EXERCISE TASK: Pull out the lines of the items below starting at the one that contains "Enumerate the UI" and ending at the one that contains "range-ring-label: 3.00km <box>184 392", both included. Reproduce them unchanged.

EXERCISE MATERIALS:

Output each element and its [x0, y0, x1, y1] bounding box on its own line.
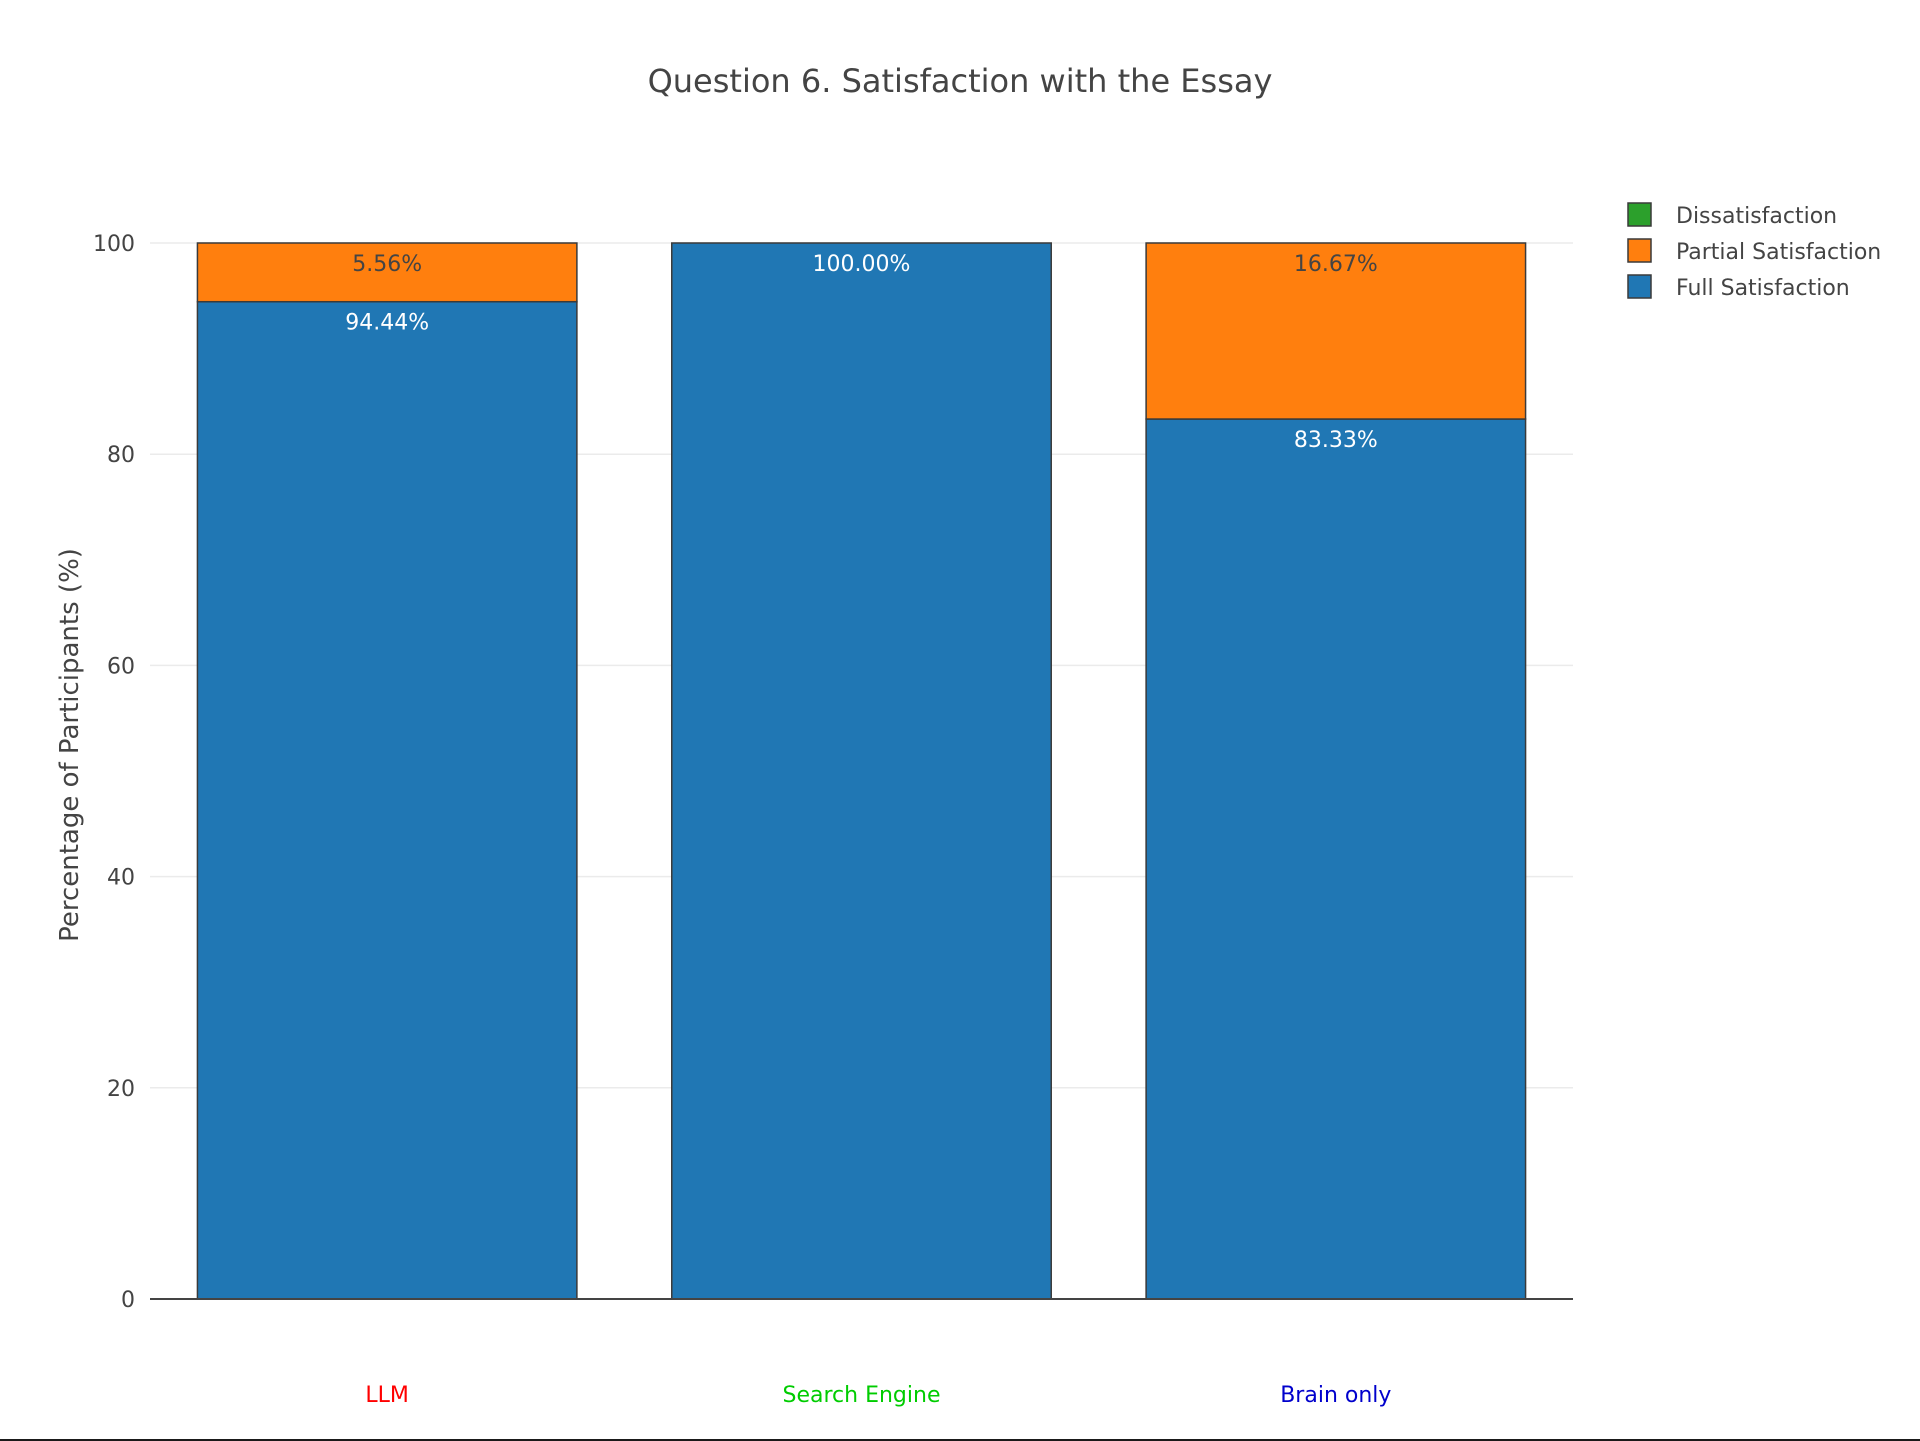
* * *
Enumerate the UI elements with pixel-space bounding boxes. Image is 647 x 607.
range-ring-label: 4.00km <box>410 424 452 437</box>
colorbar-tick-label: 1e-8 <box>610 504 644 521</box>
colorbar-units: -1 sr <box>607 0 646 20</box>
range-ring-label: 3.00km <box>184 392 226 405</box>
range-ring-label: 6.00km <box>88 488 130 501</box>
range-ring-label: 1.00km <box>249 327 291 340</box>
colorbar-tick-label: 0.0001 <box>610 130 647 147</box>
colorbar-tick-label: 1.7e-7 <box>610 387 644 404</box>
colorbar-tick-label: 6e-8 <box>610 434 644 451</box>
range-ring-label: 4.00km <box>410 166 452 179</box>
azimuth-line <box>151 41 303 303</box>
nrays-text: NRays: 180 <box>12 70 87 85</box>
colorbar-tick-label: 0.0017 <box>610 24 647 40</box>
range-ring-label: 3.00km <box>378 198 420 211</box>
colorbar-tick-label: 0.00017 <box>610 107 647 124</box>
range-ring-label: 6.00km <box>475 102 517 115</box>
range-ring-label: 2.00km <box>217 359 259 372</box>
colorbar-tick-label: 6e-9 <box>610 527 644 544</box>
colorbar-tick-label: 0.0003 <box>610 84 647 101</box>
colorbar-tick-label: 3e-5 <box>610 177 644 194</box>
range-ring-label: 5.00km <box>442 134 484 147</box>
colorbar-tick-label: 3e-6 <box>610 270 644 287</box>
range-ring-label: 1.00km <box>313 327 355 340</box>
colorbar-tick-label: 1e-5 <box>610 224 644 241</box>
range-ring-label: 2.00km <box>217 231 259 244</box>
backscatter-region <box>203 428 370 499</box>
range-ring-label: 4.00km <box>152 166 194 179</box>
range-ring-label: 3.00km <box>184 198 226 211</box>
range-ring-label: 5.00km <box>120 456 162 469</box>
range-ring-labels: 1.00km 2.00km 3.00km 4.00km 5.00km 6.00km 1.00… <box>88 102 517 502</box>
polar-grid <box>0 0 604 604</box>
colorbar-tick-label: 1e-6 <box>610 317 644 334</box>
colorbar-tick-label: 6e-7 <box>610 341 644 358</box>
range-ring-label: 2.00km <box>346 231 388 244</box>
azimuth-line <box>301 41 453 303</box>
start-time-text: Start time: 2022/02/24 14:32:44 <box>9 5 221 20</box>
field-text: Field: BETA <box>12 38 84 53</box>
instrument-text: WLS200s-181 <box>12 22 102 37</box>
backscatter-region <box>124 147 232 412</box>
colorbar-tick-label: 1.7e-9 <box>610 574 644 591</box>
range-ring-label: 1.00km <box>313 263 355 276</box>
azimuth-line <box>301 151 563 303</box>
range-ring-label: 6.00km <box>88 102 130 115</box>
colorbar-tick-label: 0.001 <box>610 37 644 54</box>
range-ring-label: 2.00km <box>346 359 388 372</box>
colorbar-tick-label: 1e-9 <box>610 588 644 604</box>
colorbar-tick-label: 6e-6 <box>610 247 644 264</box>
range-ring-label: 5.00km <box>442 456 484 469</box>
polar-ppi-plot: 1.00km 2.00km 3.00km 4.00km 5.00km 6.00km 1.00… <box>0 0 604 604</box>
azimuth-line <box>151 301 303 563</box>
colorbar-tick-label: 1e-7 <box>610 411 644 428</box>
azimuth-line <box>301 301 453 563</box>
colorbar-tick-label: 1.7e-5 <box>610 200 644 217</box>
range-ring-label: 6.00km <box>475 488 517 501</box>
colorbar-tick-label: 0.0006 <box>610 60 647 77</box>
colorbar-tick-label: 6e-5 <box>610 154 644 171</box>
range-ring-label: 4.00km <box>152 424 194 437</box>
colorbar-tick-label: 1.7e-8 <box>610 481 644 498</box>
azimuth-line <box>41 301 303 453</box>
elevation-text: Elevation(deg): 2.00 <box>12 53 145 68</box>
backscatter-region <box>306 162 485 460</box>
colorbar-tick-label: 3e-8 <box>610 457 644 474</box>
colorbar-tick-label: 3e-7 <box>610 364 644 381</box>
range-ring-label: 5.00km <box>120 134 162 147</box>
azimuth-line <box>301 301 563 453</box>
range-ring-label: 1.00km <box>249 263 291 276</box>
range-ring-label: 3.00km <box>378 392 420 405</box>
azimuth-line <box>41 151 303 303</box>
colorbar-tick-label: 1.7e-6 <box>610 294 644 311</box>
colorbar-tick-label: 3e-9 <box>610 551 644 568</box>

TASK RESPONSE:
Enumerate the UI elements with pixel-space bounding boxes. Image is 647 x 607.
range-ring-label: 4.00km <box>410 424 452 437</box>
colorbar-tick-label: 1e-8 <box>610 504 644 521</box>
colorbar-units: -1 sr <box>607 0 646 20</box>
range-ring-label: 3.00km <box>184 392 226 405</box>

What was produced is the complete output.